### Exercise details
Report, as a bare number, how many lines of the material below contain the word "Ленина".
———
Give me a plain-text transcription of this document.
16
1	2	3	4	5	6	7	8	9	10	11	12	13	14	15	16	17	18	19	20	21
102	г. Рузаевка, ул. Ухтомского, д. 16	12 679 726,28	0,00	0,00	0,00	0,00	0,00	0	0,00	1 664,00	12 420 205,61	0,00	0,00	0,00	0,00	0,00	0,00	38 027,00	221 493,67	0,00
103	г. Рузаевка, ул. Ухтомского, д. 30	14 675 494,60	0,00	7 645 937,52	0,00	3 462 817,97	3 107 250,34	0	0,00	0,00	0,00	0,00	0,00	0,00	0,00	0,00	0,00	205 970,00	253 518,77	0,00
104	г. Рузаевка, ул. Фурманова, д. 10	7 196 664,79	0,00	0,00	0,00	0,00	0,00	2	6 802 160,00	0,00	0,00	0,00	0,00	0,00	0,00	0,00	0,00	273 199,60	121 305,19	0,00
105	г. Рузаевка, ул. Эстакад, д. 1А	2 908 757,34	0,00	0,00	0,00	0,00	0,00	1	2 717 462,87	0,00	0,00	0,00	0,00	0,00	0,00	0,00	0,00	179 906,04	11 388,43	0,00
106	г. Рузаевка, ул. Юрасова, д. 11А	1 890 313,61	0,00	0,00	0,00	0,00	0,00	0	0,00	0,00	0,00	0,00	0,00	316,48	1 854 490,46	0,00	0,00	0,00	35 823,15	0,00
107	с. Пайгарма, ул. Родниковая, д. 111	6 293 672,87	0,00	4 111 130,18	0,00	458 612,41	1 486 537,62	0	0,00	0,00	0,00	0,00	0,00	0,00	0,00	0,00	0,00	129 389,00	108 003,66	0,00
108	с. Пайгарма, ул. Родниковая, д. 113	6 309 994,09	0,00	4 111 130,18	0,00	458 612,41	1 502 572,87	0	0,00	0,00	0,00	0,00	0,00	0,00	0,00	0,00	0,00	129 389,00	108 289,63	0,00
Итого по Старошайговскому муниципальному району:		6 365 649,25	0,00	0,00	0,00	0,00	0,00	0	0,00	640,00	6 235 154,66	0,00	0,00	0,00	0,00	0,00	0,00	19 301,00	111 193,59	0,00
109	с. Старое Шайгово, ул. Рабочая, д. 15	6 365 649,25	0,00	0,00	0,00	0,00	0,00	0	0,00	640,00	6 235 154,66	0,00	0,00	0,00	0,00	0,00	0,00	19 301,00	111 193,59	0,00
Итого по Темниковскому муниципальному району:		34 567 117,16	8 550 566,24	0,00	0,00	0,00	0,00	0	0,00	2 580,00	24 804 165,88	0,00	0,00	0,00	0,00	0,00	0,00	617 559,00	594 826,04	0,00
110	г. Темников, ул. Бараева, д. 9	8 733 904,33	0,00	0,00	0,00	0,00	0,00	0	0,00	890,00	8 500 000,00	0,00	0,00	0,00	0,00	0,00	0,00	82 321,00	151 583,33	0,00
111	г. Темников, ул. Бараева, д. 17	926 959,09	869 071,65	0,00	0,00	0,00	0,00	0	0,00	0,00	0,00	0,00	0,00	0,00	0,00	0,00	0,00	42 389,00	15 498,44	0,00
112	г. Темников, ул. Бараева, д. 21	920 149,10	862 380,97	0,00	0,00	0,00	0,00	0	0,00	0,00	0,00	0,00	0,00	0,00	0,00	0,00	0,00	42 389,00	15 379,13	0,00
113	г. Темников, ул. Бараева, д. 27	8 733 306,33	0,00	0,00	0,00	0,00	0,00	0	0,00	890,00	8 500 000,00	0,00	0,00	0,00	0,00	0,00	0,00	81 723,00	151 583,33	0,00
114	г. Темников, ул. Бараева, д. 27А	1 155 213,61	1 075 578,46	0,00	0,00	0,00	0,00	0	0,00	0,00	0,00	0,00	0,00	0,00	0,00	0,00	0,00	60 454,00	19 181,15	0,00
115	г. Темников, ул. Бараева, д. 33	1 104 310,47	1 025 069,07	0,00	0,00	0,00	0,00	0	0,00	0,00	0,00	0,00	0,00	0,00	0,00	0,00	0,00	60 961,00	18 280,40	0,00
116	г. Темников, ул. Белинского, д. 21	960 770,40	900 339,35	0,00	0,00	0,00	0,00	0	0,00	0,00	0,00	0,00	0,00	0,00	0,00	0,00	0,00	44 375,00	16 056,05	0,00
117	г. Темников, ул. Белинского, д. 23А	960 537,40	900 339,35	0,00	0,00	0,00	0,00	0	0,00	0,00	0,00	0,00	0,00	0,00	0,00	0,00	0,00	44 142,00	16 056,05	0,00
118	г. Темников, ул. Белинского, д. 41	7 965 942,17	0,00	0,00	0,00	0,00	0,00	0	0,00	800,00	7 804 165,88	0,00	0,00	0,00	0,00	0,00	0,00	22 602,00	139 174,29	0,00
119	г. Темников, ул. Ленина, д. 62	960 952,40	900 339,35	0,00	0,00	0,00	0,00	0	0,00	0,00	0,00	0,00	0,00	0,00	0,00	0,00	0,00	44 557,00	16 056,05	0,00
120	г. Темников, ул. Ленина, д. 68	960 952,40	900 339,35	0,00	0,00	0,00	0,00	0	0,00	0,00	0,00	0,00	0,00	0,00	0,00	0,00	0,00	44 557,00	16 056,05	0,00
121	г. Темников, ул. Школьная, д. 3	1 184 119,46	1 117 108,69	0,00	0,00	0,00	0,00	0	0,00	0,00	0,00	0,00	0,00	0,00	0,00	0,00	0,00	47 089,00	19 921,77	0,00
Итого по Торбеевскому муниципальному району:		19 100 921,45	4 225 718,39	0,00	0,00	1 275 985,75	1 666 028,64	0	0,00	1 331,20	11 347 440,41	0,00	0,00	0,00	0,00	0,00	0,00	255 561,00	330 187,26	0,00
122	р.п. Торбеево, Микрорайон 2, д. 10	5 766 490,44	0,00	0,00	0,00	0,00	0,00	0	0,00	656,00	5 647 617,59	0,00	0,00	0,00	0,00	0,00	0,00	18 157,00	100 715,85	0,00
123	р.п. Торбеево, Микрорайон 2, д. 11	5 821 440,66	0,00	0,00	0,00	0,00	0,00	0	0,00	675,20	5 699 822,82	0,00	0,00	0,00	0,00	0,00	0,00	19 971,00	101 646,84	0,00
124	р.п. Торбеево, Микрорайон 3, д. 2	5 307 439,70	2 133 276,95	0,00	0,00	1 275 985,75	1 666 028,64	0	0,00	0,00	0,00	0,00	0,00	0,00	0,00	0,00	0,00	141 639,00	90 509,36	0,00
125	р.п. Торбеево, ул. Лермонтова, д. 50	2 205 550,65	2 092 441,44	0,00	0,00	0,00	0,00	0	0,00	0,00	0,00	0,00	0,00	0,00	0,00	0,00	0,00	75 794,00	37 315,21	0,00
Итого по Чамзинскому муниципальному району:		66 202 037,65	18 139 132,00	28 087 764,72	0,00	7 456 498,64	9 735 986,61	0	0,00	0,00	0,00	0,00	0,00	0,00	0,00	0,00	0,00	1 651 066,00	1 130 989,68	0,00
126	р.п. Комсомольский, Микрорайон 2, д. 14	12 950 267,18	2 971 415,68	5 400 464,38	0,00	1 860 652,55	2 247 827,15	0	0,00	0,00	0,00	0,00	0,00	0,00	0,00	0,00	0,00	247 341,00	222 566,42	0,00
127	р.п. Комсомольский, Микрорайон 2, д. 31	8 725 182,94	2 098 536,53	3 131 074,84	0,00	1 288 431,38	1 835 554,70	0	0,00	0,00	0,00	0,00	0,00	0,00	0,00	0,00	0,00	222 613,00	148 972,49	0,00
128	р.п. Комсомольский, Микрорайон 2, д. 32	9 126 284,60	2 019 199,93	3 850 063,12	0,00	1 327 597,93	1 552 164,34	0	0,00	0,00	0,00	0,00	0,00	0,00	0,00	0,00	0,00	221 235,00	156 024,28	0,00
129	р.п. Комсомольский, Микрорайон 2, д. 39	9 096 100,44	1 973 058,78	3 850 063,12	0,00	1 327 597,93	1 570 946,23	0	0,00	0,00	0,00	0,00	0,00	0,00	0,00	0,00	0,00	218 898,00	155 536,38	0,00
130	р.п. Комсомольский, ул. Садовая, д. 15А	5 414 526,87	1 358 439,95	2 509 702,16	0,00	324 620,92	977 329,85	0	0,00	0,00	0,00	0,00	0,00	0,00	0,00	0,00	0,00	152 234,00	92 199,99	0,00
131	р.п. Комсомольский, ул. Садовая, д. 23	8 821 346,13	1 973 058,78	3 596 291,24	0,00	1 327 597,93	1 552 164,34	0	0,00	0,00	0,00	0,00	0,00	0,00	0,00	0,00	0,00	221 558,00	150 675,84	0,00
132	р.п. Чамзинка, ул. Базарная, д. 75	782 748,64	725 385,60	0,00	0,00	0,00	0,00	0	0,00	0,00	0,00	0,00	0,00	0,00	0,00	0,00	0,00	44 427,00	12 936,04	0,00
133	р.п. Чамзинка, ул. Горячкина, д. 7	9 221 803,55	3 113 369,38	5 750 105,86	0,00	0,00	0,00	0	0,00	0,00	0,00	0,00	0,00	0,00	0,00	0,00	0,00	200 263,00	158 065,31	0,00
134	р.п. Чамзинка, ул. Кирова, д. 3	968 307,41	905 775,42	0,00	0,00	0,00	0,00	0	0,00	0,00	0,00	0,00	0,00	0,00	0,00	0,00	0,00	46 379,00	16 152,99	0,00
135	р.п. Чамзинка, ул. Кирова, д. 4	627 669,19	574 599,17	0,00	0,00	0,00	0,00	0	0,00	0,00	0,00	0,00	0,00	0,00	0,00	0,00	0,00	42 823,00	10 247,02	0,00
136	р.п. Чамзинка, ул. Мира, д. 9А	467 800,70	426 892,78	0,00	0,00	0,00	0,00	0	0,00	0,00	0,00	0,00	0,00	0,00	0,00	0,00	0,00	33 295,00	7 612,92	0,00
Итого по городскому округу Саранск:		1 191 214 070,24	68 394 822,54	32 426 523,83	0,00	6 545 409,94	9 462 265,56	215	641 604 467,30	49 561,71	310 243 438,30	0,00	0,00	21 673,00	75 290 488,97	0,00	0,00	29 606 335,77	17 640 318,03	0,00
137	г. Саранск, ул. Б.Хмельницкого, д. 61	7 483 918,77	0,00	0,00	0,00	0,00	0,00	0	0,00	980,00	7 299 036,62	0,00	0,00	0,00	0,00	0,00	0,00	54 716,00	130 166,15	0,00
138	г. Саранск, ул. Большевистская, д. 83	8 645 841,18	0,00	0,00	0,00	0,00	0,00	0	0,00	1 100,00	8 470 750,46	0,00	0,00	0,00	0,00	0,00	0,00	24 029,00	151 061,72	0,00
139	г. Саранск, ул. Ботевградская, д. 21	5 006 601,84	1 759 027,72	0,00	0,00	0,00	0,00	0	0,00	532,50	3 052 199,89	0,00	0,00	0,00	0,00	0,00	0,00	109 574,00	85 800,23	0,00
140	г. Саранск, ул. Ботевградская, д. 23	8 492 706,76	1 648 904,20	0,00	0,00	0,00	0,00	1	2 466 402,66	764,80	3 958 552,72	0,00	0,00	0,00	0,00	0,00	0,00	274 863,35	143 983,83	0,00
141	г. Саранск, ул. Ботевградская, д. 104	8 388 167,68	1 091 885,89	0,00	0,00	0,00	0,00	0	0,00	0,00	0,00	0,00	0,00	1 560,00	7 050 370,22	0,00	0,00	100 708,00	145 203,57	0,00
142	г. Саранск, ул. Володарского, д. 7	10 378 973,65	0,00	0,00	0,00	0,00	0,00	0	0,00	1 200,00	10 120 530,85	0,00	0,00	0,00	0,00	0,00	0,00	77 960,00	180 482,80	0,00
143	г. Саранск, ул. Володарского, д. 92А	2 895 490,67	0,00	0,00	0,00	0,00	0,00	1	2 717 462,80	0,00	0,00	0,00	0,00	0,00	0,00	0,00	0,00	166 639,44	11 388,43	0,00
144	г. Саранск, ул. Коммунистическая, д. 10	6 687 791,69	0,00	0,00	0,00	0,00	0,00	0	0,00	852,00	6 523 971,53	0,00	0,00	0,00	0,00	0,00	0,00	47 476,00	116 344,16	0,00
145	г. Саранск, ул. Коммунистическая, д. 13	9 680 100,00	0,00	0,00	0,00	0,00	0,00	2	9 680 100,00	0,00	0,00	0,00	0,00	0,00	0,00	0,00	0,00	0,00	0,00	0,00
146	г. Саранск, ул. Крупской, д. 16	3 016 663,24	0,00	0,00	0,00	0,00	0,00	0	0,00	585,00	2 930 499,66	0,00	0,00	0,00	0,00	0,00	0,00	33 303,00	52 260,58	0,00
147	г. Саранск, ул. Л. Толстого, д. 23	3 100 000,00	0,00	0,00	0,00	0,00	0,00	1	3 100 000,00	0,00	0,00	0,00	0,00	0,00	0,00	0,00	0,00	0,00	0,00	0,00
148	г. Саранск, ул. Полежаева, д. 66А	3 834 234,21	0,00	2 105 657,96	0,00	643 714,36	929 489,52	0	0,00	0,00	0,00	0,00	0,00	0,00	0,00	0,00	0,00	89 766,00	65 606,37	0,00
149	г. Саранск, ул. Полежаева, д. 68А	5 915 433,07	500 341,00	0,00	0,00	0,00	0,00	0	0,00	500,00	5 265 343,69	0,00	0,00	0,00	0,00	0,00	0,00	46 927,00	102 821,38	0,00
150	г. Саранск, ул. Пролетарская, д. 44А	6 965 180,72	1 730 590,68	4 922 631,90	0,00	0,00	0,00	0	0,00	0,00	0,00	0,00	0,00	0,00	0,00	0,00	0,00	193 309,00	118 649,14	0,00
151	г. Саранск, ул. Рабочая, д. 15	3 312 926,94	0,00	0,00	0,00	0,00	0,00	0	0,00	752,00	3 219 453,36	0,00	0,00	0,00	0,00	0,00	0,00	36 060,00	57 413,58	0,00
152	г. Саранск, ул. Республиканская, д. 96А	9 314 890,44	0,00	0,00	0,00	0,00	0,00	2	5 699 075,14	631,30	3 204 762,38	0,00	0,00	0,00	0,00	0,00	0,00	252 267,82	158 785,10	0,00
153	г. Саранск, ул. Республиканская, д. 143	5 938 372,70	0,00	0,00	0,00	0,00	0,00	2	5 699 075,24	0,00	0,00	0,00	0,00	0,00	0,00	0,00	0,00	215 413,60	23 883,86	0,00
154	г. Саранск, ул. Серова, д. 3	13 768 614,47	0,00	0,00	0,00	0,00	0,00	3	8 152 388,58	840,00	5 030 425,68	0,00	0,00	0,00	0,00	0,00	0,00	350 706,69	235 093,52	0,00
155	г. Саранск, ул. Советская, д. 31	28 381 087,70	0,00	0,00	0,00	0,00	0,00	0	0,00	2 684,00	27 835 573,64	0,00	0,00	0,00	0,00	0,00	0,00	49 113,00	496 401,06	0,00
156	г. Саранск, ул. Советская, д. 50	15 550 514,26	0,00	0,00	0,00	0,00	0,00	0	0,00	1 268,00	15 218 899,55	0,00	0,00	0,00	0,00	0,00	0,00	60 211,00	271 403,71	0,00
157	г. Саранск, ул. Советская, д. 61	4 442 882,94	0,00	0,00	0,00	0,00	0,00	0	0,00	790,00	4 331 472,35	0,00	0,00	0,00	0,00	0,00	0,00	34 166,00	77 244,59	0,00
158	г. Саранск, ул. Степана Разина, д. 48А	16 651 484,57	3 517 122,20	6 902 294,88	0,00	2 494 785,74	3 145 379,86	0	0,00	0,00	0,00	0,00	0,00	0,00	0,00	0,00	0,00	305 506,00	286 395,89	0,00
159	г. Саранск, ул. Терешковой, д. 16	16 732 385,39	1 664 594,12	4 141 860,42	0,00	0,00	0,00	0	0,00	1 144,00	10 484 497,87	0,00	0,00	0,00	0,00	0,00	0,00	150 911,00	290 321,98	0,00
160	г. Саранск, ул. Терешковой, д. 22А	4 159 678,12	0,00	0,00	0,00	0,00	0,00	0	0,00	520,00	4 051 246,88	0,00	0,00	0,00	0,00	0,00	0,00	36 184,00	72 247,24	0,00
———
### Solution for this task
2